EXERCISE AIM =>
Each line of the listing must be transcribed exactly, except for the images, which should be excluded.

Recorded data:
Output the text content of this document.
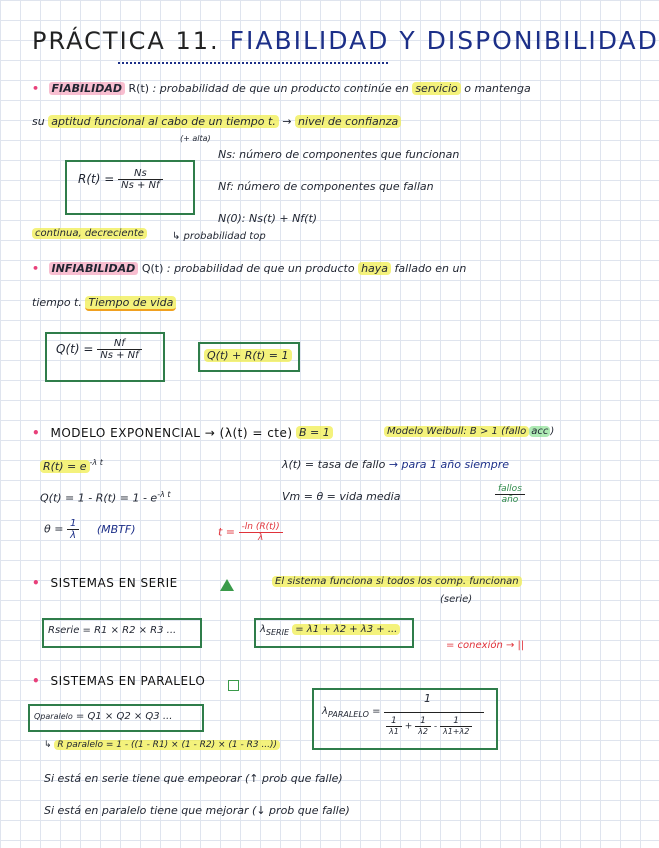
PRÁCTICA 11. FIABILIDAD Y DISPONIBILIDAD
• FIABILIDAD R(t) : probabilidad de que un producto continúe en servicio o mantenga
su aptitud funcional al cabo de un tiempo t. → nivel de confianza
(+ alta)
$R(t) = \frac{Ns}{Ns + Nf}$
Ns: número de componentes que funcionan
Nf: número de componentes que fallan
N(0): Ns(t) + Nf(t)
continua, decreciente	↳ probabilidad top
• INFIABILIDAD Q(t) : probabilidad de que un producto haya fallado en un
tiempo t. Tiempo de vida
$Q(t) = \frac{Nf}{Ns + Nf}$	Q(t) + R(t) = 1
• MODELO EXPONENCIAL → (λ(t) = cte) B = 1	Modelo Weibull: B > 1 (fallo acc )
R(t) = e $^{-\lambda t}$
$Q(t) = 1 - R(t) = 1 - e^{-\lambda t}$
$\theta = \frac{1}{\lambda}$ (MBTF)
λ(t) = tasa de fallo → para 1 año siempre
Vm = θ = vida media	$\frac{\text{fallos}}{\text{año}}$
$t = \frac{-\ln (R(t))}{\lambda}$
• SISTEMAS EN SERIE	El sistema funciona si todos los comp. funcionan
(serie)
Rserie = R1 × R2 × R3 ...	$\lambda_{SERIE} = \lambda 1 + \lambda 2 + \lambda 3$ + ...
= conexión → ||
• SISTEMAS EN PARALELO
Qparalelo = Q1 × Q2 × Q3 ...
↳ R paralelo = 1 - ((1 - R1) × (1 - R2) × (1 - R3 ...))
$\lambda_{PARALELO}$ =
1
$\frac{1}{\lambda 1} + \frac{1}{\lambda 2} - \frac{1}{\lambda 1+\lambda 2}$
Si está en serie tiene que empeorar (↑ prob que falle)
Si está en paralelo tiene que mejorar (↓ prob que falle)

ANSWER TO THE EXERCISE =>
Output the text content of this document.
PRÁCTICA 11. FIABILIDAD Y DISPONIBILIDAD
• FIABILIDAD R(t) : probabilidad de que un producto continúe en servicio o mantenga
su aptitud funcional al cabo de un tiempo t. → nivel de confianza
(+ alta)
$R(t) = \frac{Ns}{Ns + Nf}$
Ns: número de componentes que funcionan
Nf: número de componentes que fallan
N(0): Ns(t) + Nf(t)
continua, decreciente	↳ probabilidad top
• INFIABILIDAD Q(t) : probabilidad de que un producto haya fallado en un
tiempo t. Tiempo de vida
$Q(t) = \frac{Nf}{Ns + Nf}$	Q(t) + R(t) = 1
• MODELO EXPONENCIAL → (λ(t) = cte) B = 1	Modelo Weibull: B > 1 (fallo acc )
R(t) = e $^{-\lambda t}$
$Q(t) = 1 - R(t) = 1 - e^{-\lambda t}$
$\theta = \frac{1}{\lambda}$ (MBTF)
λ(t) = tasa de fallo → para 1 año siempre
Vm = θ = vida media	$\frac{\text{fallos}}{\text{año}}$
$t = \frac{-\ln (R(t))}{\lambda}$
• SISTEMAS EN SERIE	El sistema funciona si todos los comp. funcionan
(serie)
Rserie = R1 × R2 × R3 ...	$\lambda_{SERIE} = \lambda 1 + \lambda 2 + \lambda 3$ + ...
= conexión → ||
• SISTEMAS EN PARALELO
Qparalelo = Q1 × Q2 × Q3 ...
↳ R paralelo = 1 - ((1 - R1) × (1 - R2) × (1 - R3 ...))
$\lambda_{PARALELO}$ =
1
$\frac{1}{\lambda 1} + \frac{1}{\lambda 2} - \frac{1}{\lambda 1+\lambda 2}$
Si está en serie tiene que empeorar (↑ prob que falle)
Si está en paralelo tiene que mejorar (↓ prob que falle)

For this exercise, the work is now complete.